Extracted data entries:
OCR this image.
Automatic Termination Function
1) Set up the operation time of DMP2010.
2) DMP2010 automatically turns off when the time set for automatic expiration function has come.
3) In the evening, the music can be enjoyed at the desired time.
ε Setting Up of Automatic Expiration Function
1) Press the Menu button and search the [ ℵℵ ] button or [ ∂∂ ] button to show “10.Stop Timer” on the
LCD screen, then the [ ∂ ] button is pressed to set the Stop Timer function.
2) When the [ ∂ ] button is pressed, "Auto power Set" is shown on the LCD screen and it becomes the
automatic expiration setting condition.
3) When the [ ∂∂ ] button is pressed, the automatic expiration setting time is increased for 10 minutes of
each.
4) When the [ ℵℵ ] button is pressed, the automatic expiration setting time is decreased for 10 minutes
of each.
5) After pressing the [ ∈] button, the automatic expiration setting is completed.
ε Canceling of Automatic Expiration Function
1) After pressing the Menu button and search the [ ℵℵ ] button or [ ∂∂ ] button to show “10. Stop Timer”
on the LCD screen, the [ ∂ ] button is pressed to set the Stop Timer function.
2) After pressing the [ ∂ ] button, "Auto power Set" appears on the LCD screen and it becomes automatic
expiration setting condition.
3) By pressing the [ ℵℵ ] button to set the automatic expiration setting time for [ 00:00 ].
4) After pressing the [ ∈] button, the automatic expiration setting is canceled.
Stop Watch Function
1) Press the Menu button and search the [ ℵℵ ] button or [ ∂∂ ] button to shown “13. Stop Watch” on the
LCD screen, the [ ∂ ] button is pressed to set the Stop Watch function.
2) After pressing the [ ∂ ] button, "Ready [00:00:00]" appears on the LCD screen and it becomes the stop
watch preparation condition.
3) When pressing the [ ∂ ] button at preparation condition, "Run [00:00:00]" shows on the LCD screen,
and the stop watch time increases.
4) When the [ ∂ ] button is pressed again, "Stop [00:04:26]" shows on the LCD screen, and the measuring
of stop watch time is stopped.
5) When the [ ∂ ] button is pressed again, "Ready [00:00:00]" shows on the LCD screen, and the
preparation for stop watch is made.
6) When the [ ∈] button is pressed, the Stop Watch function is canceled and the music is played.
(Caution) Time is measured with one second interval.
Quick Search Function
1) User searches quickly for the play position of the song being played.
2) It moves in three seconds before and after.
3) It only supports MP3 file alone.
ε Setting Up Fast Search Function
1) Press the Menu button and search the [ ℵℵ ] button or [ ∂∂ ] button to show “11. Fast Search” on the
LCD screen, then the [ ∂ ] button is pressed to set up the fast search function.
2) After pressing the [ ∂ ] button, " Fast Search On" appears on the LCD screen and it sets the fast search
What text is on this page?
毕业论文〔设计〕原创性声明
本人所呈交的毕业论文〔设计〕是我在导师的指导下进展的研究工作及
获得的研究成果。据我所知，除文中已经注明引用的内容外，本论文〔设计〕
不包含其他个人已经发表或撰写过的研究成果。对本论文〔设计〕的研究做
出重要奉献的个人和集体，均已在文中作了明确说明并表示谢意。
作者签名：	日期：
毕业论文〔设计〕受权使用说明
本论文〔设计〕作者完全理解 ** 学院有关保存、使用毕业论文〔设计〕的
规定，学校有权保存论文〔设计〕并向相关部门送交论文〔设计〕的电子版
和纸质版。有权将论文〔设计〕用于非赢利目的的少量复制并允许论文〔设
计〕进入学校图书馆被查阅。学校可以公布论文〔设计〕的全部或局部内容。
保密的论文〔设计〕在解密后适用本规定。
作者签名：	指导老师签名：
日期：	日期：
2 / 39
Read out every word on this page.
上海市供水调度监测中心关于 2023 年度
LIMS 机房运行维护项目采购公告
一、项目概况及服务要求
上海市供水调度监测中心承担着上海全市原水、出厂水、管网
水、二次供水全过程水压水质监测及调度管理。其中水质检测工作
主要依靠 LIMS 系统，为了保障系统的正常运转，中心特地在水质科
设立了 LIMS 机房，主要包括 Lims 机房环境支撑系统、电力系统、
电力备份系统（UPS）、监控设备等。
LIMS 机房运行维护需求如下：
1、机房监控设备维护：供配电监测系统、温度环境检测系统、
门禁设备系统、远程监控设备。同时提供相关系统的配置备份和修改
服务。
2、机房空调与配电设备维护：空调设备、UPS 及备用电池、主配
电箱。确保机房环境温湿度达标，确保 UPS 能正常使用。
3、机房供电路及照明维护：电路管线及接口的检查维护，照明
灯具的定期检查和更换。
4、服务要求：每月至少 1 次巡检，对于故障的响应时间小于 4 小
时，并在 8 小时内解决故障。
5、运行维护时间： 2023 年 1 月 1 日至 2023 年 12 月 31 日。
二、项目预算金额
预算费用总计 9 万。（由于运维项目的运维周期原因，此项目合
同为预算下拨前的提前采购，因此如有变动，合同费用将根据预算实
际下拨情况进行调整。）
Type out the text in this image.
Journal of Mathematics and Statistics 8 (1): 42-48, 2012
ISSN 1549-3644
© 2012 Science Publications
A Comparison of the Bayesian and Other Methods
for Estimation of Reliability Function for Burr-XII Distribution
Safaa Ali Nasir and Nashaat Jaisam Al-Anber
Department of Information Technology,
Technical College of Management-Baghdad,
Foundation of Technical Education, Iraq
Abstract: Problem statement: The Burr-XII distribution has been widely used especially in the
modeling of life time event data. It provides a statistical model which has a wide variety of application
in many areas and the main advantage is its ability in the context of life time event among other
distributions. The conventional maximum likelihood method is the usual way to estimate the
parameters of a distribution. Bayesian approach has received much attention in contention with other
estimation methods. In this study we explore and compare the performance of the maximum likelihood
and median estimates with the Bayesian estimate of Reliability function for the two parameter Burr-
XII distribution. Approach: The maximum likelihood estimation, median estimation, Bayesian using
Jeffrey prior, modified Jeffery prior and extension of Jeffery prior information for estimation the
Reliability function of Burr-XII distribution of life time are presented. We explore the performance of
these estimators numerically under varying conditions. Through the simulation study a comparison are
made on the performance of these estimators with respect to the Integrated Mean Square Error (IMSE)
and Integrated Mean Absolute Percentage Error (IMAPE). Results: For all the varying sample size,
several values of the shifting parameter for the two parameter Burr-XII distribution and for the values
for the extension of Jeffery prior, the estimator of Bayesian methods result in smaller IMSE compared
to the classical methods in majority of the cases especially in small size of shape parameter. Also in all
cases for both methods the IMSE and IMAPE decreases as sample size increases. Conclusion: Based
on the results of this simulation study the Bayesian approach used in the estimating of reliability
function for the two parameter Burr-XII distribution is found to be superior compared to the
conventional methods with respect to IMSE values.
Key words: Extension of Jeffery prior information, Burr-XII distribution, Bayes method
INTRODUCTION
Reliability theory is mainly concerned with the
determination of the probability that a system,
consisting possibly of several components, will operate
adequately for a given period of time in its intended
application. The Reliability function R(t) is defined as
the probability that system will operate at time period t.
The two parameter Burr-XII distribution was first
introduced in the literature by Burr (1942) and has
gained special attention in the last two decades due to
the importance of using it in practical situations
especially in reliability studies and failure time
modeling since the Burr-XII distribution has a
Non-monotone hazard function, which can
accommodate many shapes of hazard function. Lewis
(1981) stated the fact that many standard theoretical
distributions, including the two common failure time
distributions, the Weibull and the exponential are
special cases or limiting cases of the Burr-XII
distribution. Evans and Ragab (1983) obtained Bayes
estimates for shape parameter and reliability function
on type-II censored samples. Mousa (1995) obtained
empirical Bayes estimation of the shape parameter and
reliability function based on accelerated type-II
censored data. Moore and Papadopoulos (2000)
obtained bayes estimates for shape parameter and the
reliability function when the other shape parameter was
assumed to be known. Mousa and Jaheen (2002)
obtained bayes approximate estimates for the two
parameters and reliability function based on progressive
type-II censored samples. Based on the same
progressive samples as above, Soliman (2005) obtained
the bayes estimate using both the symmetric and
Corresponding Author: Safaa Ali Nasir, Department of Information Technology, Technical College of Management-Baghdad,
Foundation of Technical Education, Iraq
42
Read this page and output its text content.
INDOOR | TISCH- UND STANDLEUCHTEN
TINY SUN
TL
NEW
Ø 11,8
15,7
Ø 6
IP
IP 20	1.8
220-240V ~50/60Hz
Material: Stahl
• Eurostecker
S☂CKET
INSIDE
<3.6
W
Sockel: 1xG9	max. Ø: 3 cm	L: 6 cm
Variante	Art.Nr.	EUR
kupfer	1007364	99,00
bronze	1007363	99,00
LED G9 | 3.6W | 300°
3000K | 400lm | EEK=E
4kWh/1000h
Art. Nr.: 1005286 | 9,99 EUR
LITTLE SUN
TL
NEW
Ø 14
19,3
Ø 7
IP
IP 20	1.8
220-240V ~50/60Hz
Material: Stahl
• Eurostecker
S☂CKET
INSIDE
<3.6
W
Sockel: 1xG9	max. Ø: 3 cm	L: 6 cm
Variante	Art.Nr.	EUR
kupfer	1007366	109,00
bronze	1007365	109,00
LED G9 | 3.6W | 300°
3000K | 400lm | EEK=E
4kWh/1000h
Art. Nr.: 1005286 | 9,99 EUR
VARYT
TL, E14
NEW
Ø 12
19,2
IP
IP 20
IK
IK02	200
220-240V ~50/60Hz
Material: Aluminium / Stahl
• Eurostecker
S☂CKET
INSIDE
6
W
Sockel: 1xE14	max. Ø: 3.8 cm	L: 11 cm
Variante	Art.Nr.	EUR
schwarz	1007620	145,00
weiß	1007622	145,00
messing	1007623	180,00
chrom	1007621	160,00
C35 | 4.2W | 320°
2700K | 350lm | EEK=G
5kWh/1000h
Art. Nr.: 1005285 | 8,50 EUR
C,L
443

Exercise aim:
Select every line above that contains the word "Integrated", and copy it.

Complete response:
made on the performance of these estimators with respect to the Integrated Mean Square Error (IMSE)
and Integrated Mean Absolute Percentage Error (IMAPE). Results: For all the varying sample size,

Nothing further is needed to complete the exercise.